• **Data provided**
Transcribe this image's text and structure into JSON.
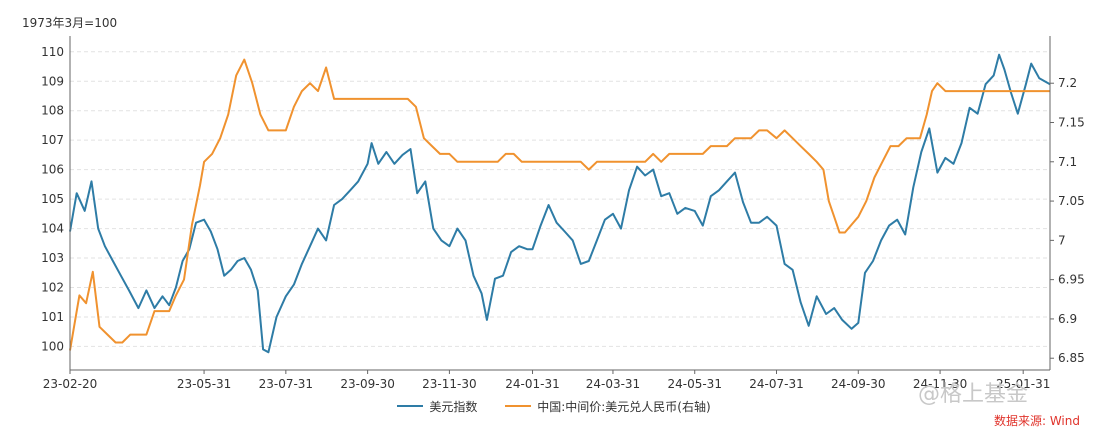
{
  "chart_data": {
    "type": "line",
    "unit_label": "1973年3月=100",
    "x_ticks": [
      "23-02-20",
      "23-05-31",
      "23-07-31",
      "23-09-30",
      "23-11-30",
      "24-01-31",
      "24-03-31",
      "24-05-31",
      "24-07-31",
      "24-09-30",
      "24-11-30",
      "25-01-31"
    ],
    "x_start": "2023-02-20",
    "x_end": "2025-02-20",
    "ylim_left": [
      99.2,
      110.4
    ],
    "yticks_left": [
      100,
      101,
      102,
      103,
      104,
      105,
      106,
      107,
      108,
      109,
      110
    ],
    "ylim_right": [
      6.835,
      7.255
    ],
    "yticks_right": [
      "6.85",
      "6.9",
      "6.95",
      "7",
      "7.05",
      "7.1",
      "7.15",
      "7.2"
    ],
    "grid": "horizontal dashed",
    "legend_position": "bottom",
    "series": [
      {
        "name": "美元指数",
        "axis": "left",
        "color": "#2e7ca6",
        "points": [
          [
            "2023-02-20",
            103.9
          ],
          [
            "2023-02-25",
            105.2
          ],
          [
            "2023-03-03",
            104.6
          ],
          [
            "2023-03-08",
            105.6
          ],
          [
            "2023-03-13",
            104.0
          ],
          [
            "2023-03-18",
            103.4
          ],
          [
            "2023-03-24",
            102.9
          ],
          [
            "2023-03-30",
            102.4
          ],
          [
            "2023-04-05",
            101.9
          ],
          [
            "2023-04-12",
            101.3
          ],
          [
            "2023-04-18",
            101.9
          ],
          [
            "2023-04-24",
            101.3
          ],
          [
            "2023-04-30",
            101.7
          ],
          [
            "2023-05-05",
            101.4
          ],
          [
            "2023-05-10",
            102.0
          ],
          [
            "2023-05-15",
            102.9
          ],
          [
            "2023-05-20",
            103.3
          ],
          [
            "2023-05-25",
            104.2
          ],
          [
            "2023-05-31",
            104.3
          ],
          [
            "2023-06-05",
            103.9
          ],
          [
            "2023-06-10",
            103.3
          ],
          [
            "2023-06-15",
            102.4
          ],
          [
            "2023-06-20",
            102.6
          ],
          [
            "2023-06-25",
            102.9
          ],
          [
            "2023-06-30",
            103.0
          ],
          [
            "2023-07-05",
            102.6
          ],
          [
            "2023-07-10",
            101.9
          ],
          [
            "2023-07-14",
            99.9
          ],
          [
            "2023-07-18",
            99.8
          ],
          [
            "2023-07-24",
            101.0
          ],
          [
            "2023-07-31",
            101.7
          ],
          [
            "2023-08-06",
            102.1
          ],
          [
            "2023-08-12",
            102.8
          ],
          [
            "2023-08-18",
            103.4
          ],
          [
            "2023-08-24",
            104.0
          ],
          [
            "2023-08-30",
            103.6
          ],
          [
            "2023-09-05",
            104.8
          ],
          [
            "2023-09-11",
            105.0
          ],
          [
            "2023-09-17",
            105.3
          ],
          [
            "2023-09-23",
            105.6
          ],
          [
            "2023-09-30",
            106.2
          ],
          [
            "2023-10-03",
            106.9
          ],
          [
            "2023-10-08",
            106.2
          ],
          [
            "2023-10-14",
            106.6
          ],
          [
            "2023-10-20",
            106.2
          ],
          [
            "2023-10-26",
            106.5
          ],
          [
            "2023-11-01",
            106.7
          ],
          [
            "2023-11-06",
            105.2
          ],
          [
            "2023-11-12",
            105.6
          ],
          [
            "2023-11-18",
            104.0
          ],
          [
            "2023-11-24",
            103.6
          ],
          [
            "2023-11-30",
            103.4
          ],
          [
            "2023-12-06",
            104.0
          ],
          [
            "2023-12-12",
            103.6
          ],
          [
            "2023-12-18",
            102.4
          ],
          [
            "2023-12-24",
            101.8
          ],
          [
            "2023-12-28",
            100.9
          ],
          [
            "2024-01-03",
            102.3
          ],
          [
            "2024-01-09",
            102.4
          ],
          [
            "2024-01-15",
            103.2
          ],
          [
            "2024-01-21",
            103.4
          ],
          [
            "2024-01-27",
            103.3
          ],
          [
            "2024-01-31",
            103.3
          ],
          [
            "2024-02-06",
            104.1
          ],
          [
            "2024-02-12",
            104.8
          ],
          [
            "2024-02-18",
            104.2
          ],
          [
            "2024-02-24",
            103.9
          ],
          [
            "2024-03-01",
            103.6
          ],
          [
            "2024-03-07",
            102.8
          ],
          [
            "2024-03-13",
            102.9
          ],
          [
            "2024-03-19",
            103.6
          ],
          [
            "2024-03-25",
            104.3
          ],
          [
            "2024-03-31",
            104.5
          ],
          [
            "2024-04-06",
            104.0
          ],
          [
            "2024-04-12",
            105.3
          ],
          [
            "2024-04-18",
            106.1
          ],
          [
            "2024-04-24",
            105.8
          ],
          [
            "2024-04-30",
            106.0
          ],
          [
            "2024-05-06",
            105.1
          ],
          [
            "2024-05-12",
            105.2
          ],
          [
            "2024-05-18",
            104.5
          ],
          [
            "2024-05-24",
            104.7
          ],
          [
            "2024-05-31",
            104.6
          ],
          [
            "2024-06-06",
            104.1
          ],
          [
            "2024-06-12",
            105.1
          ],
          [
            "2024-06-18",
            105.3
          ],
          [
            "2024-06-24",
            105.6
          ],
          [
            "2024-06-30",
            105.9
          ],
          [
            "2024-07-06",
            104.9
          ],
          [
            "2024-07-12",
            104.2
          ],
          [
            "2024-07-18",
            104.2
          ],
          [
            "2024-07-24",
            104.4
          ],
          [
            "2024-07-31",
            104.1
          ],
          [
            "2024-08-06",
            102.8
          ],
          [
            "2024-08-12",
            102.6
          ],
          [
            "2024-08-18",
            101.5
          ],
          [
            "2024-08-24",
            100.7
          ],
          [
            "2024-08-30",
            101.7
          ],
          [
            "2024-09-06",
            101.1
          ],
          [
            "2024-09-12",
            101.3
          ],
          [
            "2024-09-18",
            100.9
          ],
          [
            "2024-09-25",
            100.6
          ],
          [
            "2024-09-30",
            100.8
          ],
          [
            "2024-10-05",
            102.5
          ],
          [
            "2024-10-11",
            102.9
          ],
          [
            "2024-10-17",
            103.6
          ],
          [
            "2024-10-23",
            104.1
          ],
          [
            "2024-10-29",
            104.3
          ],
          [
            "2024-11-04",
            103.8
          ],
          [
            "2024-11-10",
            105.4
          ],
          [
            "2024-11-16",
            106.6
          ],
          [
            "2024-11-22",
            107.4
          ],
          [
            "2024-11-28",
            105.9
          ],
          [
            "2024-12-04",
            106.4
          ],
          [
            "2024-12-10",
            106.2
          ],
          [
            "2024-12-16",
            106.9
          ],
          [
            "2024-12-22",
            108.1
          ],
          [
            "2024-12-28",
            107.9
          ],
          [
            "2025-01-03",
            108.9
          ],
          [
            "2025-01-09",
            109.2
          ],
          [
            "2025-01-13",
            109.9
          ],
          [
            "2025-01-17",
            109.4
          ],
          [
            "2025-01-22",
            108.6
          ],
          [
            "2025-01-27",
            107.9
          ],
          [
            "2025-02-02",
            108.9
          ],
          [
            "2025-02-06",
            109.6
          ],
          [
            "2025-02-12",
            109.1
          ],
          [
            "2025-02-20",
            108.9
          ]
        ]
      },
      {
        "name": "中国:中间价:美元兑人民币(右轴)",
        "axis": "right",
        "color": "#f0922f",
        "points": [
          [
            "2023-02-20",
            6.86
          ],
          [
            "2023-02-27",
            6.93
          ],
          [
            "2023-03-04",
            6.92
          ],
          [
            "2023-03-09",
            6.96
          ],
          [
            "2023-03-14",
            6.89
          ],
          [
            "2023-03-20",
            6.88
          ],
          [
            "2023-03-26",
            6.87
          ],
          [
            "2023-03-31",
            6.87
          ],
          [
            "2023-04-06",
            6.88
          ],
          [
            "2023-04-12",
            6.88
          ],
          [
            "2023-04-18",
            6.88
          ],
          [
            "2023-04-24",
            6.91
          ],
          [
            "2023-04-30",
            6.91
          ],
          [
            "2023-05-05",
            6.91
          ],
          [
            "2023-05-10",
            6.93
          ],
          [
            "2023-05-16",
            6.95
          ],
          [
            "2023-05-22",
            7.02
          ],
          [
            "2023-05-28",
            7.07
          ],
          [
            "2023-05-31",
            7.1
          ],
          [
            "2023-06-06",
            7.11
          ],
          [
            "2023-06-12",
            7.13
          ],
          [
            "2023-06-18",
            7.16
          ],
          [
            "2023-06-24",
            7.21
          ],
          [
            "2023-06-30",
            7.23
          ],
          [
            "2023-07-06",
            7.2
          ],
          [
            "2023-07-12",
            7.16
          ],
          [
            "2023-07-18",
            7.14
          ],
          [
            "2023-07-24",
            7.14
          ],
          [
            "2023-07-31",
            7.14
          ],
          [
            "2023-08-06",
            7.17
          ],
          [
            "2023-08-12",
            7.19
          ],
          [
            "2023-08-18",
            7.2
          ],
          [
            "2023-08-24",
            7.19
          ],
          [
            "2023-08-30",
            7.22
          ],
          [
            "2023-09-05",
            7.18
          ],
          [
            "2023-09-11",
            7.18
          ],
          [
            "2023-09-17",
            7.18
          ],
          [
            "2023-09-23",
            7.18
          ],
          [
            "2023-09-30",
            7.18
          ],
          [
            "2023-10-06",
            7.18
          ],
          [
            "2023-10-12",
            7.18
          ],
          [
            "2023-10-18",
            7.18
          ],
          [
            "2023-10-24",
            7.18
          ],
          [
            "2023-10-30",
            7.18
          ],
          [
            "2023-11-05",
            7.17
          ],
          [
            "2023-11-11",
            7.13
          ],
          [
            "2023-11-17",
            7.12
          ],
          [
            "2023-11-23",
            7.11
          ],
          [
            "2023-11-30",
            7.11
          ],
          [
            "2023-12-06",
            7.1
          ],
          [
            "2023-12-12",
            7.1
          ],
          [
            "2023-12-18",
            7.1
          ],
          [
            "2023-12-24",
            7.1
          ],
          [
            "2023-12-30",
            7.1
          ],
          [
            "2024-01-05",
            7.1
          ],
          [
            "2024-01-11",
            7.11
          ],
          [
            "2024-01-17",
            7.11
          ],
          [
            "2024-01-23",
            7.1
          ],
          [
            "2024-01-31",
            7.1
          ],
          [
            "2024-02-06",
            7.1
          ],
          [
            "2024-02-12",
            7.1
          ],
          [
            "2024-02-18",
            7.1
          ],
          [
            "2024-02-24",
            7.1
          ],
          [
            "2024-03-01",
            7.1
          ],
          [
            "2024-03-07",
            7.1
          ],
          [
            "2024-03-13",
            7.09
          ],
          [
            "2024-03-19",
            7.1
          ],
          [
            "2024-03-25",
            7.1
          ],
          [
            "2024-03-31",
            7.1
          ],
          [
            "2024-04-06",
            7.1
          ],
          [
            "2024-04-12",
            7.1
          ],
          [
            "2024-04-18",
            7.1
          ],
          [
            "2024-04-24",
            7.1
          ],
          [
            "2024-04-30",
            7.11
          ],
          [
            "2024-05-06",
            7.1
          ],
          [
            "2024-05-12",
            7.11
          ],
          [
            "2024-05-18",
            7.11
          ],
          [
            "2024-05-24",
            7.11
          ],
          [
            "2024-05-31",
            7.11
          ],
          [
            "2024-06-06",
            7.11
          ],
          [
            "2024-06-12",
            7.12
          ],
          [
            "2024-06-18",
            7.12
          ],
          [
            "2024-06-24",
            7.12
          ],
          [
            "2024-06-30",
            7.13
          ],
          [
            "2024-07-06",
            7.13
          ],
          [
            "2024-07-12",
            7.13
          ],
          [
            "2024-07-18",
            7.14
          ],
          [
            "2024-07-24",
            7.14
          ],
          [
            "2024-07-31",
            7.13
          ],
          [
            "2024-08-06",
            7.14
          ],
          [
            "2024-08-12",
            7.13
          ],
          [
            "2024-08-18",
            7.12
          ],
          [
            "2024-08-24",
            7.11
          ],
          [
            "2024-08-30",
            7.1
          ],
          [
            "2024-09-04",
            7.09
          ],
          [
            "2024-09-08",
            7.05
          ],
          [
            "2024-09-12",
            7.03
          ],
          [
            "2024-09-16",
            7.01
          ],
          [
            "2024-09-20",
            7.01
          ],
          [
            "2024-09-25",
            7.02
          ],
          [
            "2024-09-30",
            7.03
          ],
          [
            "2024-10-06",
            7.05
          ],
          [
            "2024-10-12",
            7.08
          ],
          [
            "2024-10-18",
            7.1
          ],
          [
            "2024-10-24",
            7.12
          ],
          [
            "2024-10-30",
            7.12
          ],
          [
            "2024-11-05",
            7.13
          ],
          [
            "2024-11-10",
            7.13
          ],
          [
            "2024-11-15",
            7.13
          ],
          [
            "2024-11-20",
            7.16
          ],
          [
            "2024-11-24",
            7.19
          ],
          [
            "2024-11-28",
            7.2
          ],
          [
            "2024-12-04",
            7.19
          ],
          [
            "2024-12-10",
            7.19
          ],
          [
            "2024-12-16",
            7.19
          ],
          [
            "2024-12-22",
            7.19
          ],
          [
            "2024-12-28",
            7.19
          ],
          [
            "2025-01-03",
            7.19
          ],
          [
            "2025-01-09",
            7.19
          ],
          [
            "2025-01-15",
            7.19
          ],
          [
            "2025-01-21",
            7.19
          ],
          [
            "2025-01-27",
            7.19
          ],
          [
            "2025-02-02",
            7.19
          ],
          [
            "2025-02-08",
            7.19
          ],
          [
            "2025-02-14",
            7.19
          ],
          [
            "2025-02-20",
            7.19
          ]
        ]
      }
    ]
  },
  "watermark": "@格上基金",
  "source": {
    "text": "数据来源: Wind",
    "color": "#e0332b"
  }
}
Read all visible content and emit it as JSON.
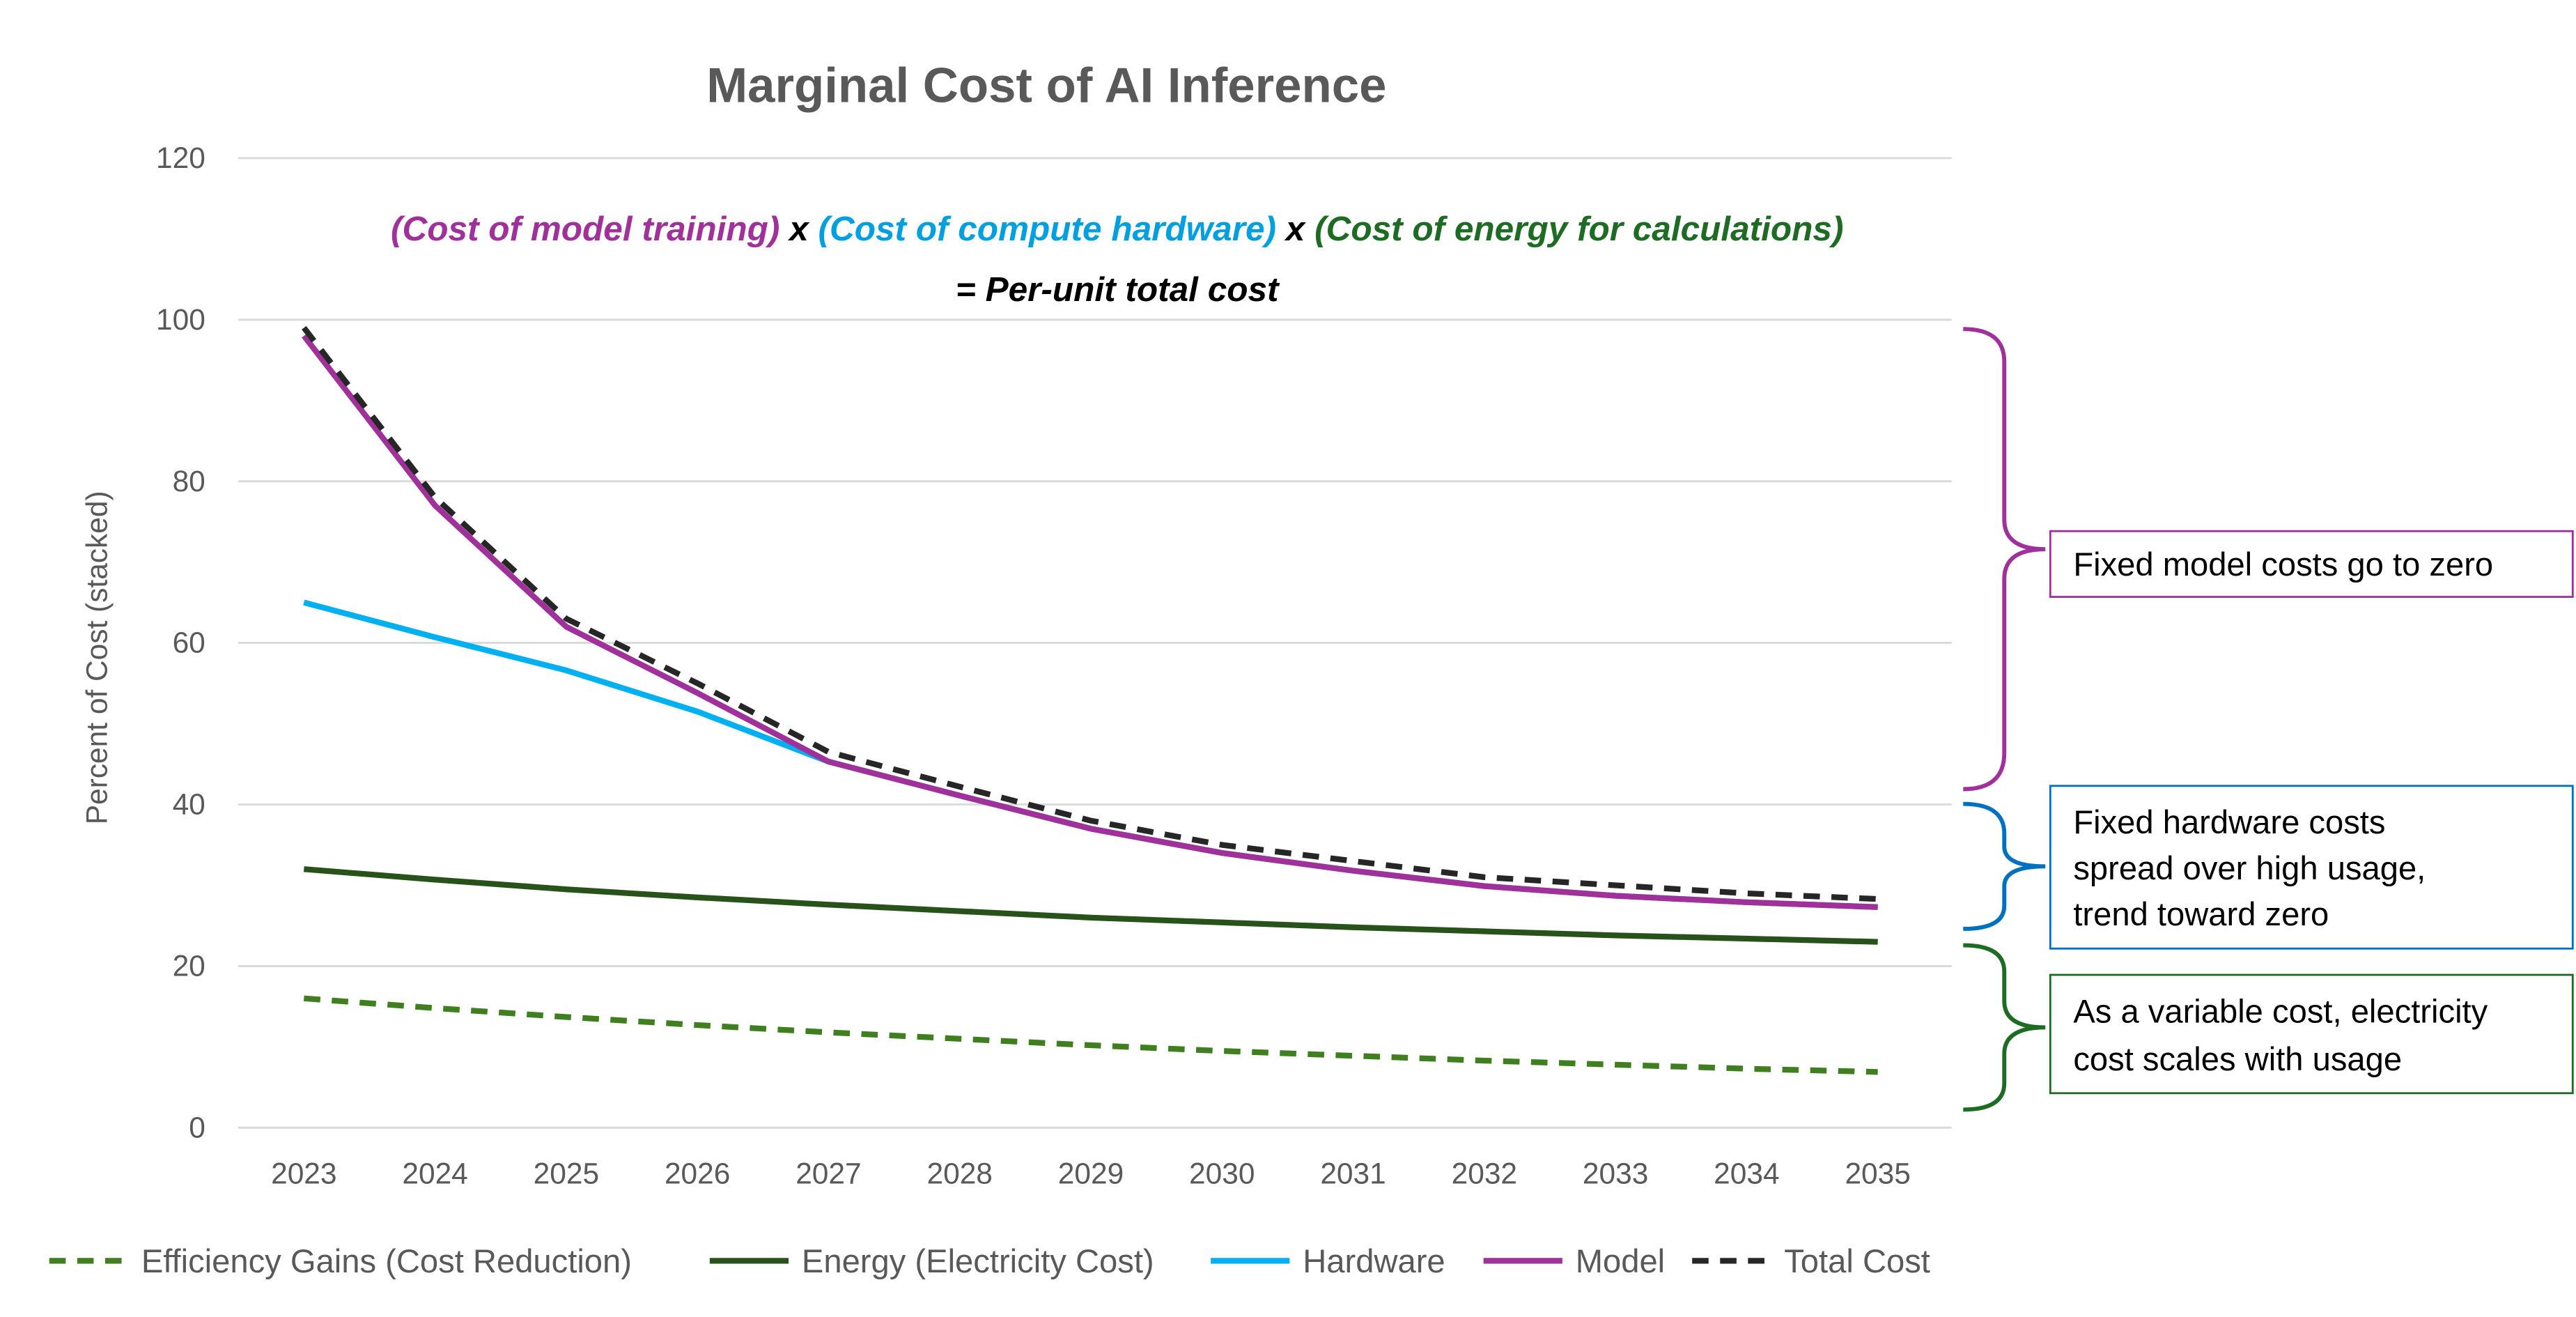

• **Exercise details**
Search the data for "text". Copy every matching line.

• **Full solution**
Transcribe this image's text and structure into JSON.
    "text": "数据来源: Wind",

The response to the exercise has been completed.